Goal: Rewrite the listing below as a JSON list of strings, one string per line, leaving out blank lines.

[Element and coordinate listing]
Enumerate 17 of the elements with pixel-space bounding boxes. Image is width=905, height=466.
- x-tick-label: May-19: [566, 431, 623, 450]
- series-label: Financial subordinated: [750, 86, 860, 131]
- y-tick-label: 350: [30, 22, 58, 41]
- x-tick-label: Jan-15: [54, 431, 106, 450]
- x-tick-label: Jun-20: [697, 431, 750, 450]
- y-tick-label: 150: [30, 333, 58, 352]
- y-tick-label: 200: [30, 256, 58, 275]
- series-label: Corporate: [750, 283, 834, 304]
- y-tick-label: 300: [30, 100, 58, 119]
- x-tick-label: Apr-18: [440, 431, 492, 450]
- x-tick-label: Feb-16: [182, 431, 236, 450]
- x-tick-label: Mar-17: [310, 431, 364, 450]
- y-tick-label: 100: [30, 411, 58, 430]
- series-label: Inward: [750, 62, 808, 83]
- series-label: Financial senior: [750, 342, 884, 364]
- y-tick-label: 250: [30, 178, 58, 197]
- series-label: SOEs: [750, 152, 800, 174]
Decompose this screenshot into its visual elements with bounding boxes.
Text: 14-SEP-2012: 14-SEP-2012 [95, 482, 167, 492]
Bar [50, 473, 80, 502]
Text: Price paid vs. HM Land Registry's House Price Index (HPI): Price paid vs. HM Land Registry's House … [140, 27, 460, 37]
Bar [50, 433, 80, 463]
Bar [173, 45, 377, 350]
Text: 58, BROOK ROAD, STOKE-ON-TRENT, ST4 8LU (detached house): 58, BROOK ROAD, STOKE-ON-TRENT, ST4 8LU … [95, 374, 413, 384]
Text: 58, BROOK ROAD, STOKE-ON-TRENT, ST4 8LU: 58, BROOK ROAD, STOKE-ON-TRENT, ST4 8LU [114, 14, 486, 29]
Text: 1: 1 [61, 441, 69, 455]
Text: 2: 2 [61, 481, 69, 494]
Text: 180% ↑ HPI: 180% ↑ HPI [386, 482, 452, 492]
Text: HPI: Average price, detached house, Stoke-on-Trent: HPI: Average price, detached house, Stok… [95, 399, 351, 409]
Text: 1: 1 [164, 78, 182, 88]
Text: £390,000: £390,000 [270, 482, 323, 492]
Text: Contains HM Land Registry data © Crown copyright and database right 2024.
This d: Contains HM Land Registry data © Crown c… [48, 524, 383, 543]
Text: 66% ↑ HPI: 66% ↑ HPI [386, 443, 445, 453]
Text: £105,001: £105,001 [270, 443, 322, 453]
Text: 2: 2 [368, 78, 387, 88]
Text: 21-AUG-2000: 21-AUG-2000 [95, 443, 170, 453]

Response below:
[
  "Enumerate 17 of the elements with pixel-space bounding boxes. Image is width=905, height=466.",
  "- x-tick-label: May-19: [566, 431, 623, 450]",
  "- series-label: Financial subordinated: [750, 86, 860, 131]",
  "- y-tick-label: 350: [30, 22, 58, 41]",
  "- x-tick-label: Jan-15: [54, 431, 106, 450]",
  "- x-tick-label: Jun-20: [697, 431, 750, 450]",
  "- y-tick-label: 150: [30, 333, 58, 352]",
  "- y-tick-label: 200: [30, 256, 58, 275]",
  "- series-label: Corporate: [750, 283, 834, 304]",
  "- y-tick-label: 300: [30, 100, 58, 119]",
  "- x-tick-label: Apr-18: [440, 431, 492, 450]",
  "- x-tick-label: Feb-16: [182, 431, 236, 450]",
  "- x-tick-label: Mar-17: [310, 431, 364, 450]",
  "- y-tick-label: 100: [30, 411, 58, 430]",
  "- series-label: Inward: [750, 62, 808, 83]",
  "- series-label: Financial senior: [750, 342, 884, 364]",
  "- y-tick-label: 250: [30, 178, 58, 197]",
  "- series-label: SOEs: [750, 152, 800, 174]",
  "Decompose this screenshot into its visual elements with bounding boxes.",
  "Text: 14-SEP-2012: 14-SEP-2012 [95, 482, 167, 492]",
  "Bar [50, 473, 80, 502]",
  "Text: Price paid vs. HM Land Registry's House Price Index (HPI): Price paid vs. HM Land Registry's House … [140, 27, 460, 37]",
  "Bar [50, 433, 80, 463]",
  "Bar [173, 45, 377, 350]",
  "Text: 58, BROOK ROAD, STOKE-ON-TRENT, ST4 8LU (detached house): 58, BROOK ROAD, STOKE-ON-TRENT, ST4 8LU … [95, 374, 413, 384]",
  "Text: 58, BROOK ROAD, STOKE-ON-TRENT, ST4 8LU: 58, BROOK ROAD, STOKE-ON-TRENT, ST4 8LU [114, 14, 486, 29]",
  "Text: 1: 1 [61, 441, 69, 455]",
  "Text: 2: 2 [61, 481, 69, 494]",
  "Text: 180% ↑ HPI: 180% ↑ HPI [386, 482, 452, 492]",
  "Text: HPI: Average price, detached house, Stoke-on-Trent: HPI: Average price, detached house, Stok… [95, 399, 351, 409]",
  "Text: 1: 1 [164, 78, 182, 88]",
  "Text: £390,000: £390,000 [270, 482, 323, 492]",
  "Text: Contains HM Land Registry data © Crown copyright and database right 2024.",
  "This d: Contains HM Land Registry data © Crown c… [48, 524, 383, 543]",
  "Text: 66% ↑ HPI: 66% ↑ HPI [386, 443, 445, 453]",
  "Text: £105,001: £105,001 [270, 443, 322, 453]",
  "Text: 2: 2 [368, 78, 387, 88]",
  "Text: 21-AUG-2000: 21-AUG-2000 [95, 443, 170, 453]"
]